## Required work
Set down the full listing exactly, character for character.

Extracts from a graphics dataset
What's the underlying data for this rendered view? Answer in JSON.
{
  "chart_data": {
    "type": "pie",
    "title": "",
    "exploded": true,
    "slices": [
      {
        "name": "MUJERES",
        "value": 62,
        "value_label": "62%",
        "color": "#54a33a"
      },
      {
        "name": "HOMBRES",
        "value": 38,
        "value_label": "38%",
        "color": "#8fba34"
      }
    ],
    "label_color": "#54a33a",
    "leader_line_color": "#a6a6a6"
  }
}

## Answer for this exercise
What's the underlying data for this rendered view? Answer in JSON.
{
  "chart_data": {
    "type": "pie",
    "title": "",
    "exploded": true,
    "slices": [
      {
        "name": "MUJERES",
        "value": 62,
        "value_label": "62%",
        "color": "#54a33a"
      },
      {
        "name": "HOMBRES",
        "value": 38,
        "value_label": "38%",
        "color": "#8fba34"
      }
    ],
    "label_color": "#54a33a",
    "leader_line_color": "#a6a6a6"
  }
}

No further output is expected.